══ Extracted information

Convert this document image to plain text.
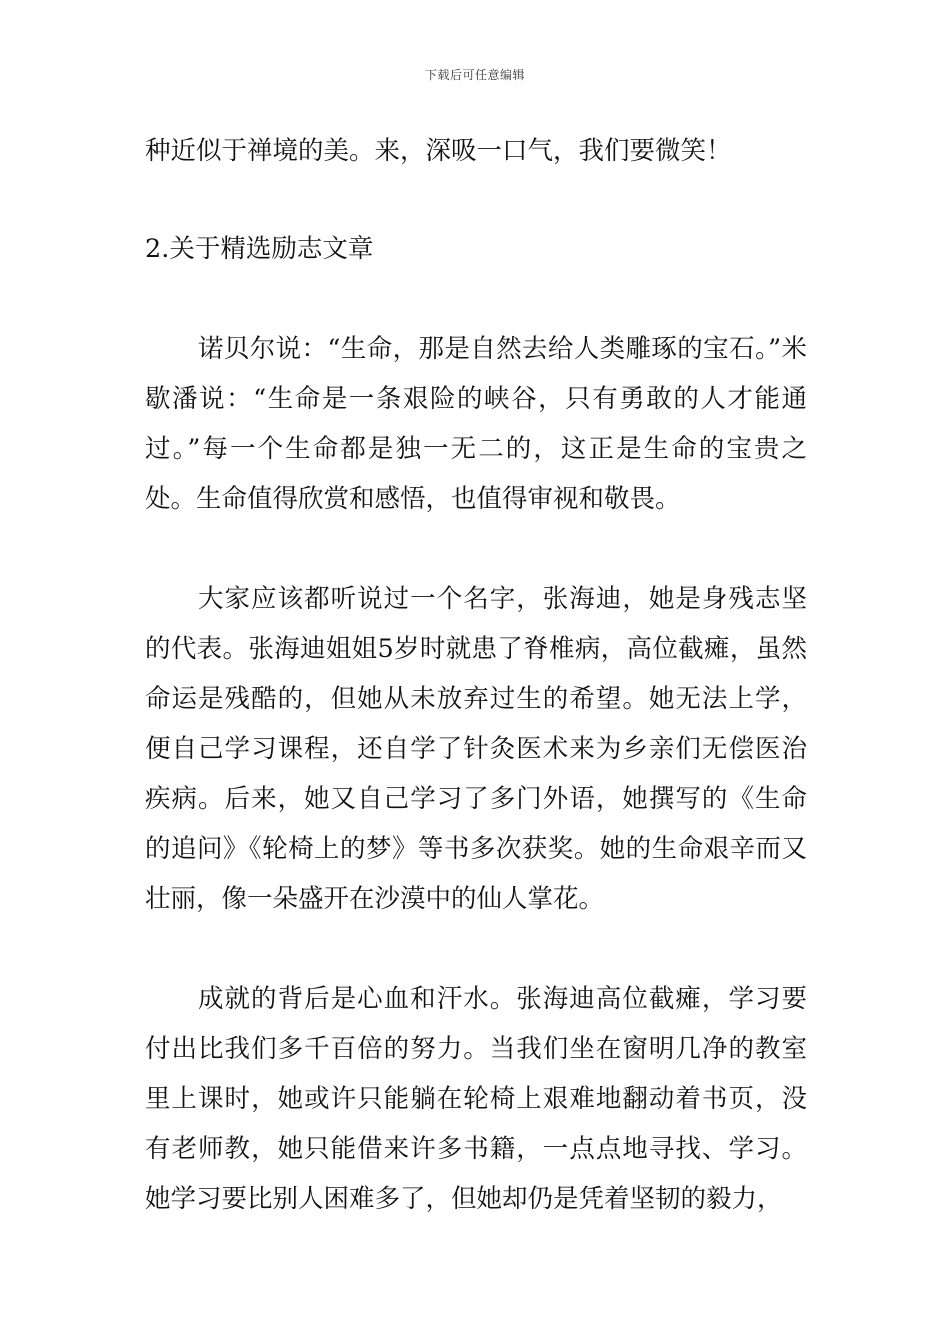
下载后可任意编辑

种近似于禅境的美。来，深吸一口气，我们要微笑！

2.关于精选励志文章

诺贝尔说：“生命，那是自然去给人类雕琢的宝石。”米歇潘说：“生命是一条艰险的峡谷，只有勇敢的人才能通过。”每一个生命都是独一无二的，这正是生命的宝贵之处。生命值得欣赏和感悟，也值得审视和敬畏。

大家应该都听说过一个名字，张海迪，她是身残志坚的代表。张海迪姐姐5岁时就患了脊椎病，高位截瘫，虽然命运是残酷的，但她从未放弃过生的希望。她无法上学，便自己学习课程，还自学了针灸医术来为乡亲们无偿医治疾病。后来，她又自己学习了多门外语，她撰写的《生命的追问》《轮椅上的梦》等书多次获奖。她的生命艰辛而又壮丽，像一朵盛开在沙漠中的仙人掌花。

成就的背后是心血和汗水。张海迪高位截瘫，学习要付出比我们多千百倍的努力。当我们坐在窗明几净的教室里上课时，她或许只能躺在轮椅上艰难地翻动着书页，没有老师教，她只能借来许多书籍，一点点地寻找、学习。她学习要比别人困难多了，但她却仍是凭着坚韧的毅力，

════

_Required task:_
Transcribe the material exactly, and leave out whatever pictures it holds.

_Expected answer:_
Convert this document image to plain text.
下载后可任意编辑

种近似于禅境的美。来，深吸一口气，我们要微笑！

2.关于精选励志文章

诺贝尔说：“生命，那是自然去给人类雕琢的宝石。”米歇潘说：“生命是一条艰险的峡谷，只有勇敢的人才能通过。”每一个生命都是独一无二的，这正是生命的宝贵之处。生命值得欣赏和感悟，也值得审视和敬畏。

大家应该都听说过一个名字，张海迪，她是身残志坚的代表。张海迪姐姐5岁时就患了脊椎病，高位截瘫，虽然命运是残酷的，但她从未放弃过生的希望。她无法上学，便自己学习课程，还自学了针灸医术来为乡亲们无偿医治疾病。后来，她又自己学习了多门外语，她撰写的《生命的追问》《轮椅上的梦》等书多次获奖。她的生命艰辛而又壮丽，像一朵盛开在沙漠中的仙人掌花。

成就的背后是心血和汗水。张海迪高位截瘫，学习要付出比我们多千百倍的努力。当我们坐在窗明几净的教室里上课时，她或许只能躺在轮椅上艰难地翻动着书页，没有老师教，她只能借来许多书籍，一点点地寻找、学习。她学习要比别人困难多了，但她却仍是凭着坚韧的毅力，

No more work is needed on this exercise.